## Start

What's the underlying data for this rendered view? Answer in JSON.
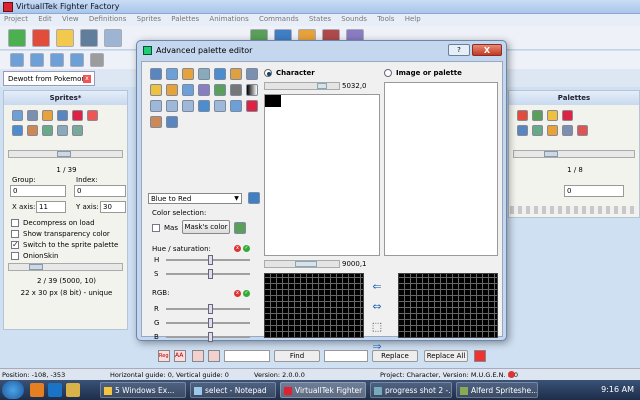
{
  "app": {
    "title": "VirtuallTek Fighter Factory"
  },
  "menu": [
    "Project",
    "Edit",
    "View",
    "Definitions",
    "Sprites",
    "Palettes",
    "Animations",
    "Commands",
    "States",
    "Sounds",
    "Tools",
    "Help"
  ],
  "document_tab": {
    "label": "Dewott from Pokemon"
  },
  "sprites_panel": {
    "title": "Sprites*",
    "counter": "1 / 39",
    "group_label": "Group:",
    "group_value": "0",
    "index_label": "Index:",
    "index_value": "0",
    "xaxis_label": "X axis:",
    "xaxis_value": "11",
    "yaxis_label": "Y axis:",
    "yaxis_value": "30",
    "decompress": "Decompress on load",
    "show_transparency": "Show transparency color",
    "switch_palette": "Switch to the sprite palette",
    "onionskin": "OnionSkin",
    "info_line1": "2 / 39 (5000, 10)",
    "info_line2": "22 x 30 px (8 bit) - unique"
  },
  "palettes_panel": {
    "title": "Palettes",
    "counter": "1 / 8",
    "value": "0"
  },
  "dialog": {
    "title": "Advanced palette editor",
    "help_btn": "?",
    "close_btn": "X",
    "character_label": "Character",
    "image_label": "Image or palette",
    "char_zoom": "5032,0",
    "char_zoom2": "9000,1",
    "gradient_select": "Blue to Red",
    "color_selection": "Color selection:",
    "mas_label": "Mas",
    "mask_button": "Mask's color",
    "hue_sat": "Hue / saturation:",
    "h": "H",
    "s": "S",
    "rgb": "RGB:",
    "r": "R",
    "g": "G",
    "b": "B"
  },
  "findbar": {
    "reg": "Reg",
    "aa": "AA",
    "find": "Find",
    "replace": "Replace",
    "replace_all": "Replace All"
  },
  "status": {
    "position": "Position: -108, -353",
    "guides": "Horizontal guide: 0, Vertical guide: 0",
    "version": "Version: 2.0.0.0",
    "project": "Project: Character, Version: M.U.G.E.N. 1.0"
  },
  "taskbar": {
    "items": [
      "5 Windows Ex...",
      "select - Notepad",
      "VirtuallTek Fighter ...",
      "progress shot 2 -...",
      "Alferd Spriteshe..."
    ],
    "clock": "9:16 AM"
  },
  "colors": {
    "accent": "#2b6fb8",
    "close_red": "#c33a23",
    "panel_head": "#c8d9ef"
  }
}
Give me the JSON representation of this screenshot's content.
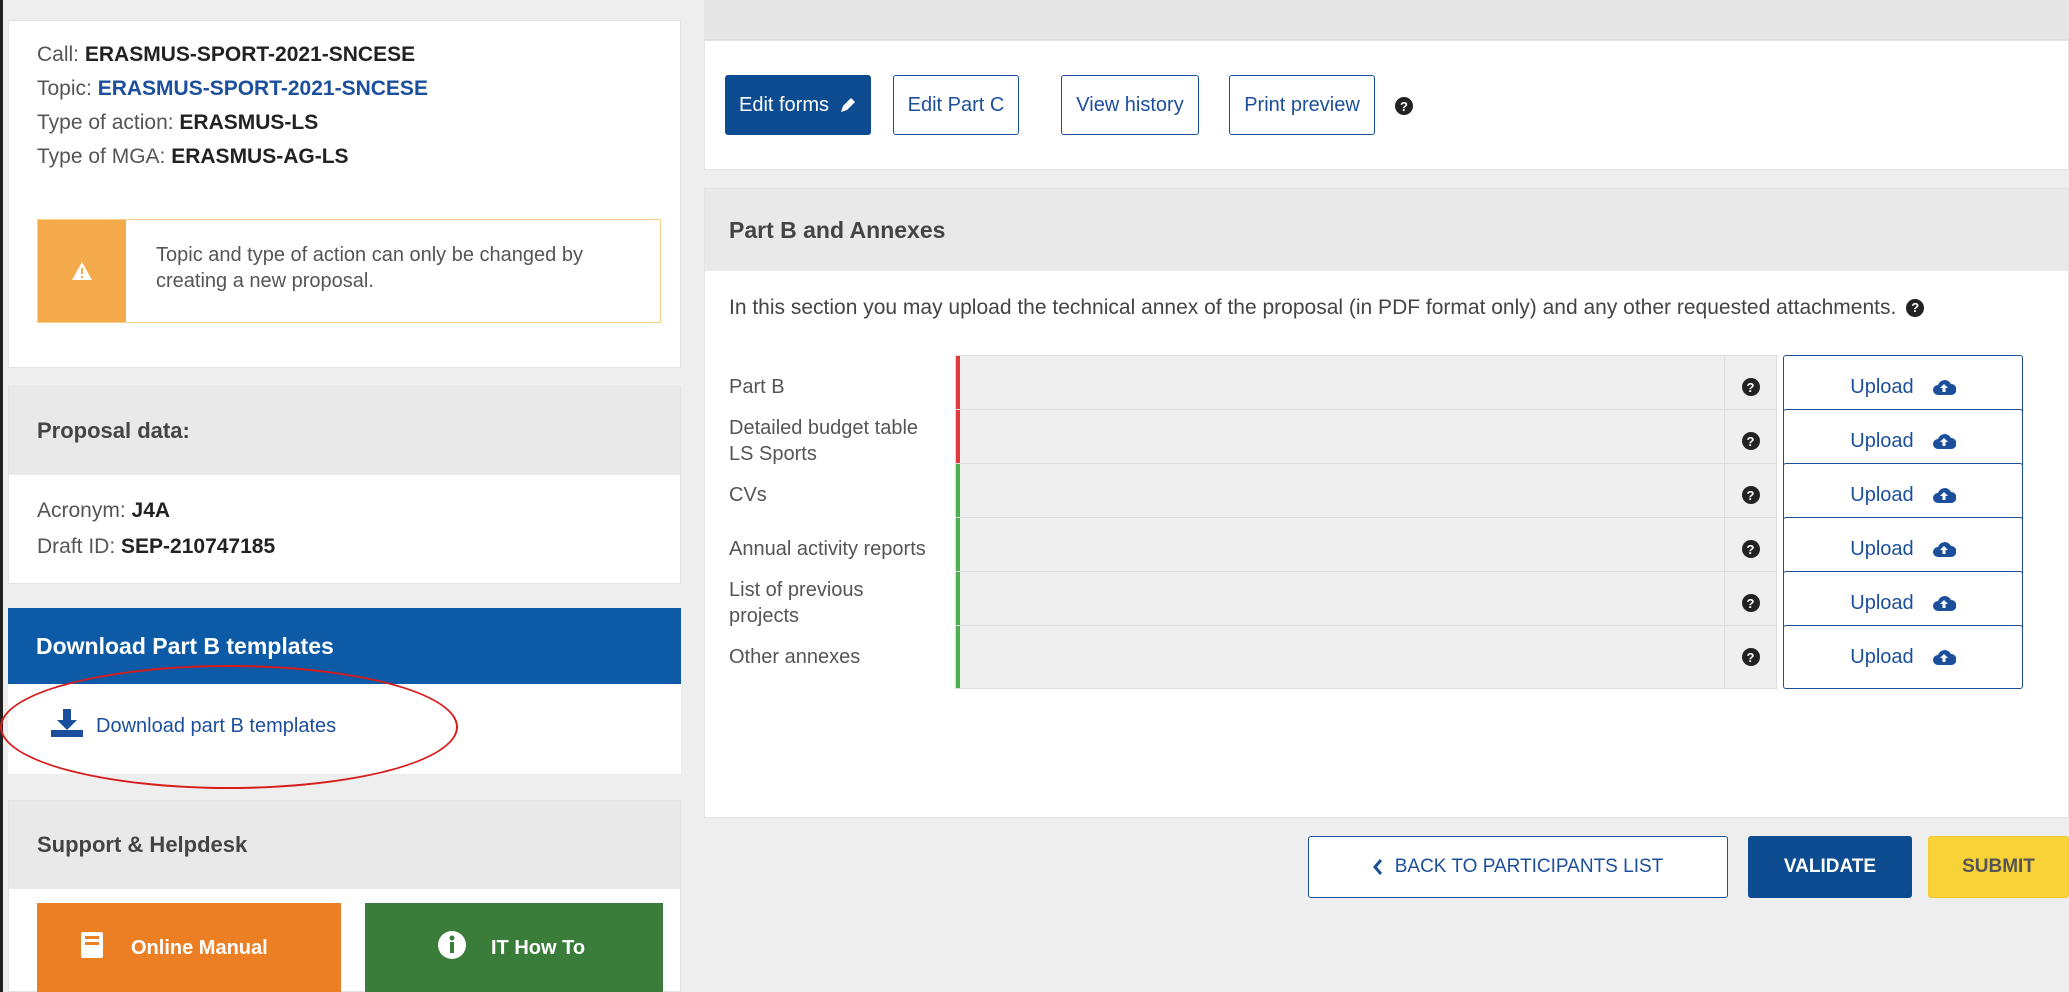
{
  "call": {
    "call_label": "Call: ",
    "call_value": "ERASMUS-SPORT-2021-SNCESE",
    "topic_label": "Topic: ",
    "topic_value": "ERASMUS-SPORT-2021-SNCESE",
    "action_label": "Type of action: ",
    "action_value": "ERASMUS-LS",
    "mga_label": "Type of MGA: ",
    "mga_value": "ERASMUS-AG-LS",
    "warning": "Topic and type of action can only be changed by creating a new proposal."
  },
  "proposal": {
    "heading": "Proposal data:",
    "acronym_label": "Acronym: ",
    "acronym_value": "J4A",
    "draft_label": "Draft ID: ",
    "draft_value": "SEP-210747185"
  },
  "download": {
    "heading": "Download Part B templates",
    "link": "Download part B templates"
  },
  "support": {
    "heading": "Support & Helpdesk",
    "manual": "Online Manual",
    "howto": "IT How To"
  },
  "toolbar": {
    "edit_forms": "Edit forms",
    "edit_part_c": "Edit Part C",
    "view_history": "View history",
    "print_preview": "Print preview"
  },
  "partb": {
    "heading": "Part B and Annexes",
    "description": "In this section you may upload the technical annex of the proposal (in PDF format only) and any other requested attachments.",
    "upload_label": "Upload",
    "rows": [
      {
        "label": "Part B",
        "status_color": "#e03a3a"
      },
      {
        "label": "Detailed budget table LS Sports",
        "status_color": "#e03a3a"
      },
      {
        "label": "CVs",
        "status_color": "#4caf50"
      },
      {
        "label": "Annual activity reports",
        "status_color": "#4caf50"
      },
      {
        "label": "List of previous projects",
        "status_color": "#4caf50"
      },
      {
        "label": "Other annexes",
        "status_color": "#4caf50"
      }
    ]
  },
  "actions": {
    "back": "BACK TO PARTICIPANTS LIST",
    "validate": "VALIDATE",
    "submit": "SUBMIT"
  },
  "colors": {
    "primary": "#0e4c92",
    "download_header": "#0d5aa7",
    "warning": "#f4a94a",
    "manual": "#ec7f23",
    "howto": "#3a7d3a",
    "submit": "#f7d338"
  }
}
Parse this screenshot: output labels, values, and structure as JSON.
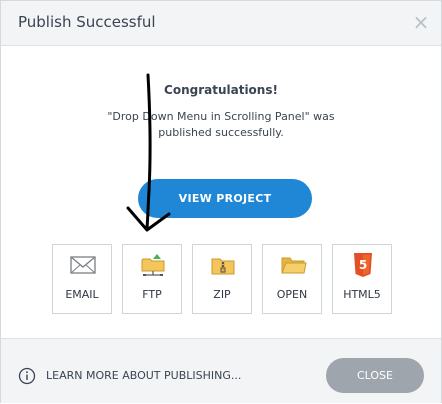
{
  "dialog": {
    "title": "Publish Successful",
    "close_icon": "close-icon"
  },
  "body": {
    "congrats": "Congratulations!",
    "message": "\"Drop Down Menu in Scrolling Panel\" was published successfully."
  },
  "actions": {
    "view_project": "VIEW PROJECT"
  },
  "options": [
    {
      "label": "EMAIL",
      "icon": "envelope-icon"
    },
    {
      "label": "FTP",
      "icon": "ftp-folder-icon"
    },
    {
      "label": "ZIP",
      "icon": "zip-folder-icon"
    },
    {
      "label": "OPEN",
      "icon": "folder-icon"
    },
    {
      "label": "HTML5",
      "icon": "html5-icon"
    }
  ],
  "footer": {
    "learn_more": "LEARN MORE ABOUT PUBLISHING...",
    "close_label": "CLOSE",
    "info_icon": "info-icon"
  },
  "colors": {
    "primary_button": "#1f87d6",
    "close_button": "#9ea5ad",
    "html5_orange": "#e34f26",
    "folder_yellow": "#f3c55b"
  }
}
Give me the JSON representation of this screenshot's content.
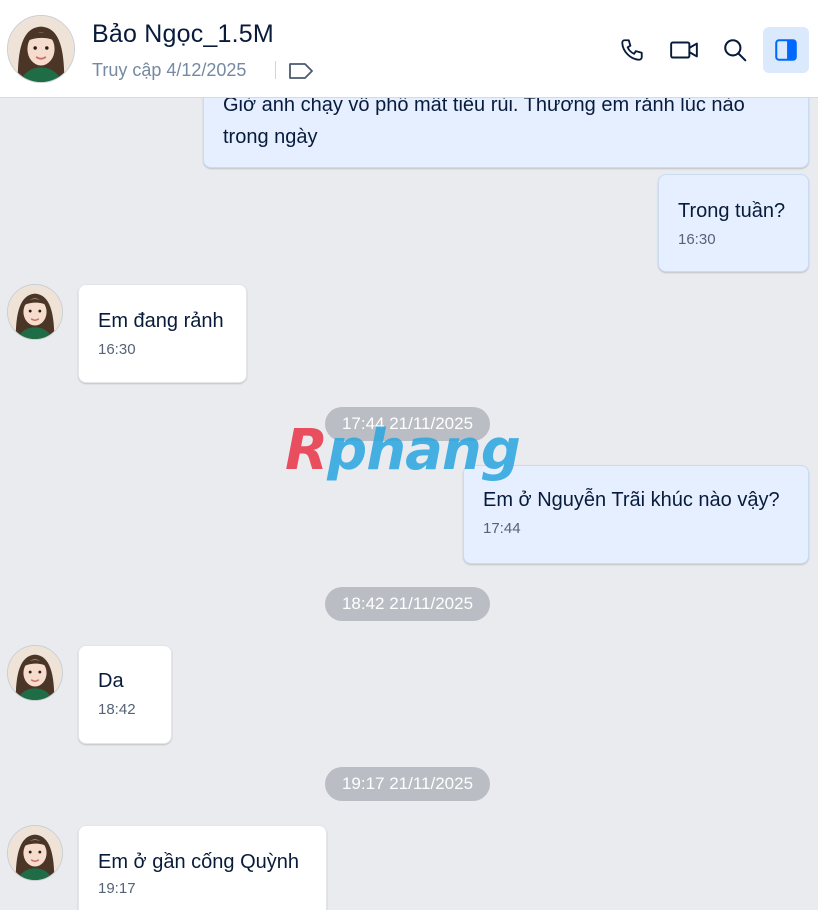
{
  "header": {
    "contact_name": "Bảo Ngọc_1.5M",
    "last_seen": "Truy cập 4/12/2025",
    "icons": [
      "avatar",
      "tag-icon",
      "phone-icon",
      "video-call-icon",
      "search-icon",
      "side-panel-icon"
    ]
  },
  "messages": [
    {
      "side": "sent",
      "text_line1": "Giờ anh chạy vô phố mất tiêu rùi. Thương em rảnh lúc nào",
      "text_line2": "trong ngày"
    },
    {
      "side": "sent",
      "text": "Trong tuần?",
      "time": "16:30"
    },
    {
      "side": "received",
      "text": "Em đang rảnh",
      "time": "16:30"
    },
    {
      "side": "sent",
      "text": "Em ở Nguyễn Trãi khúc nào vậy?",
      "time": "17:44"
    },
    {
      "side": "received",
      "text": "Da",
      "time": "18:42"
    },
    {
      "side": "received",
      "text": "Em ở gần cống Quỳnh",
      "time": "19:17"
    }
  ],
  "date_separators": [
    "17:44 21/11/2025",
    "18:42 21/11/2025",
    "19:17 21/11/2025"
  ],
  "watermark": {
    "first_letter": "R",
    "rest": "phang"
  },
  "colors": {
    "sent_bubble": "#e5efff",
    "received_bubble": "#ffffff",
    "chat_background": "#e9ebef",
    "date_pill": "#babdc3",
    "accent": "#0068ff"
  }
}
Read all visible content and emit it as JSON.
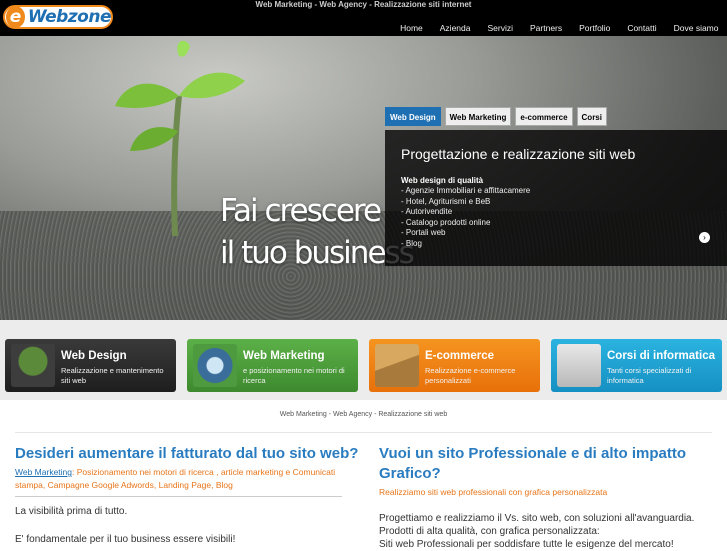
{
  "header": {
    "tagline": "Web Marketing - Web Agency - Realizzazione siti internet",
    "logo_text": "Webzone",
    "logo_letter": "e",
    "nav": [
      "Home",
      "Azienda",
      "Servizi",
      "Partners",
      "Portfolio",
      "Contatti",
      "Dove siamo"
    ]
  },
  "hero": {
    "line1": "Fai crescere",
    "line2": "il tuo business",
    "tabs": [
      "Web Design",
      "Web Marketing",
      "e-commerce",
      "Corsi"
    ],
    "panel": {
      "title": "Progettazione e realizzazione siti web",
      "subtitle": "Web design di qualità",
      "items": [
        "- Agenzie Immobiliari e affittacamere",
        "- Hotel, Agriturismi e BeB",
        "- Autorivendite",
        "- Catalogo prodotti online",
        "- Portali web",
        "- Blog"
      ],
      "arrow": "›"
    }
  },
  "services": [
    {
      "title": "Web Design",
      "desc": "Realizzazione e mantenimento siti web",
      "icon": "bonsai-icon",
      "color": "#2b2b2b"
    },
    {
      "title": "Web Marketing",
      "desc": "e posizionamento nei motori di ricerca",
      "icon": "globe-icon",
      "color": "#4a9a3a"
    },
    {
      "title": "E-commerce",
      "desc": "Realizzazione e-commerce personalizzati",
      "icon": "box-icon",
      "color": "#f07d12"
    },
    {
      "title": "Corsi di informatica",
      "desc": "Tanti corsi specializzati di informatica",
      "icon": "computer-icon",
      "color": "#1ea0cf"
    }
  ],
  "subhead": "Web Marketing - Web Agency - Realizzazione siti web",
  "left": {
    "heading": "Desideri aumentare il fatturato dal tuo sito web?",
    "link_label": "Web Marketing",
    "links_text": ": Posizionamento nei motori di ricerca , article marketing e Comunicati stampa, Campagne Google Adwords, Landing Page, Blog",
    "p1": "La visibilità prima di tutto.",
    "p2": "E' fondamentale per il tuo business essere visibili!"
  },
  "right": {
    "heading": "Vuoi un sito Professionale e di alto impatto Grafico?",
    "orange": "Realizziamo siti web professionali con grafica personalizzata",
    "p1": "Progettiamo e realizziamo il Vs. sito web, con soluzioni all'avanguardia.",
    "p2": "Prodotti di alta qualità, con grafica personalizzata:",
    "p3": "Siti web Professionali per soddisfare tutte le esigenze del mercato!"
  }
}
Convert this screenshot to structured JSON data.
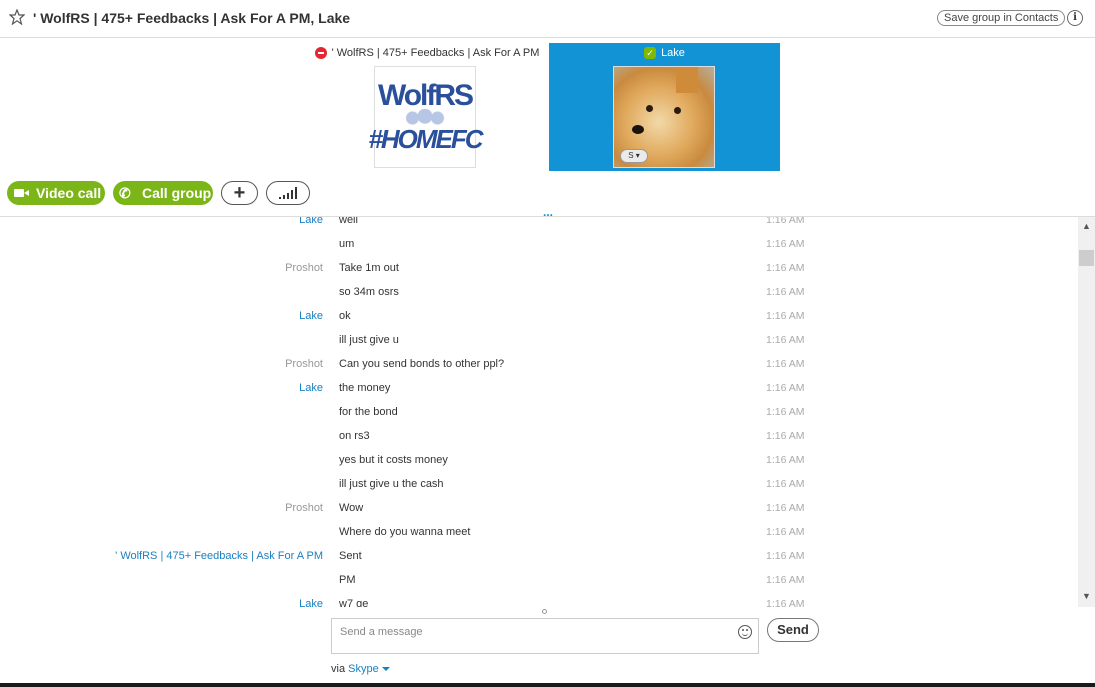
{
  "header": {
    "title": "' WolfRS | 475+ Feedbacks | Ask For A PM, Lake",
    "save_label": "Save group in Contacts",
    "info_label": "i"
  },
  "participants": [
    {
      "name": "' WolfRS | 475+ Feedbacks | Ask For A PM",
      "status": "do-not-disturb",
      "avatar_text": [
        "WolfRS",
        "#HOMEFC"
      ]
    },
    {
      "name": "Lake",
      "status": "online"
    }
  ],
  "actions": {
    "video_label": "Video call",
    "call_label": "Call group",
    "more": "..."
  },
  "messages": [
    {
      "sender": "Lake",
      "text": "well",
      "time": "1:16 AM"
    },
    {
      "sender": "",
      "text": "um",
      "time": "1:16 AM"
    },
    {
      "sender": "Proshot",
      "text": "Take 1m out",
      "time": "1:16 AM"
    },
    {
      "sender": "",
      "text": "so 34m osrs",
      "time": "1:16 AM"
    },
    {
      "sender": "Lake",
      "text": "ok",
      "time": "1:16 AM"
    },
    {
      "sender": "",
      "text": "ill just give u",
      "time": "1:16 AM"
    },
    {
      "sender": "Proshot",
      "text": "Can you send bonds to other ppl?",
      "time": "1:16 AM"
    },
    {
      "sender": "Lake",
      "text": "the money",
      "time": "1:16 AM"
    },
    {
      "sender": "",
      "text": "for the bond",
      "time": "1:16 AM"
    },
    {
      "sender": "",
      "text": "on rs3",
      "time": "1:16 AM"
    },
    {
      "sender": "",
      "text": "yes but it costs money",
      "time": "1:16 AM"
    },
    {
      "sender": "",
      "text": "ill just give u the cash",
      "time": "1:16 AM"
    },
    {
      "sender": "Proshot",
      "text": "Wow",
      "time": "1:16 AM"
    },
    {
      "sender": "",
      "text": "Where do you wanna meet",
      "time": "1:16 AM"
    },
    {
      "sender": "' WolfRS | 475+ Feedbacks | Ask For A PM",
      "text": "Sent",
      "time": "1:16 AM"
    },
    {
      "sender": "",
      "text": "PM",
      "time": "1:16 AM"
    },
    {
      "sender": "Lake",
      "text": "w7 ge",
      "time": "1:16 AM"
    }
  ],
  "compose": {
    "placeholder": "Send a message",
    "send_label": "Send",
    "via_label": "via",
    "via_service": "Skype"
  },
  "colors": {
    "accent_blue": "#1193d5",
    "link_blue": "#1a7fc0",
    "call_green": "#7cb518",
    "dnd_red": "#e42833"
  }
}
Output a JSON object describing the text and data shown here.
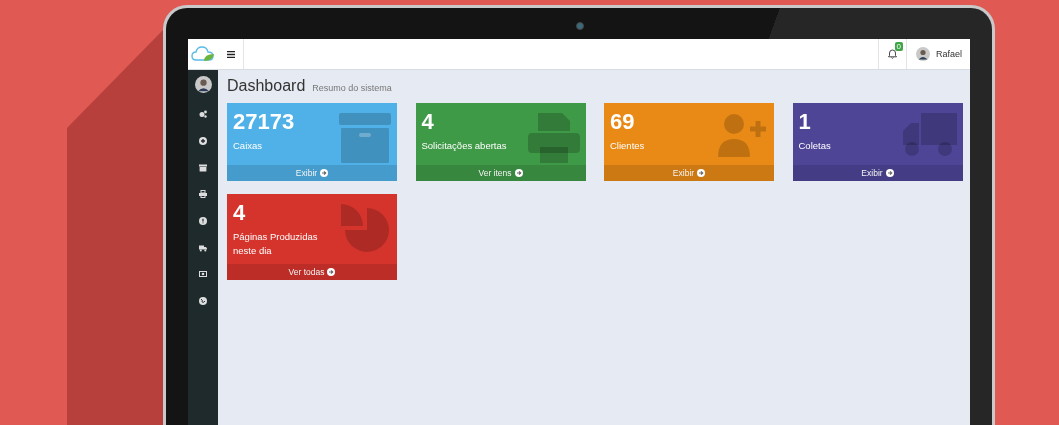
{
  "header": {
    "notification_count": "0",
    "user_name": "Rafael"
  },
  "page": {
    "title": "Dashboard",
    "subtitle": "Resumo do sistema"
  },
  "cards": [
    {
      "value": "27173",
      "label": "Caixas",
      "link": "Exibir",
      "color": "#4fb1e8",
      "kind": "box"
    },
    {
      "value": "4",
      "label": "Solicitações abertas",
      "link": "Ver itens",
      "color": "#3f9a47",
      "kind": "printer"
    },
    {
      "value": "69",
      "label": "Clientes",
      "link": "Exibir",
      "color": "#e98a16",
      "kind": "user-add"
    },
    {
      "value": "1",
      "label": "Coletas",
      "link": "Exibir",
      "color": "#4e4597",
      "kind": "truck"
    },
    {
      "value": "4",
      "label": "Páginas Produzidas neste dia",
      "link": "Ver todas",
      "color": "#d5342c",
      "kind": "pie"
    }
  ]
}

## End

Return only the count of lines in the records that hold the word "commerce".

3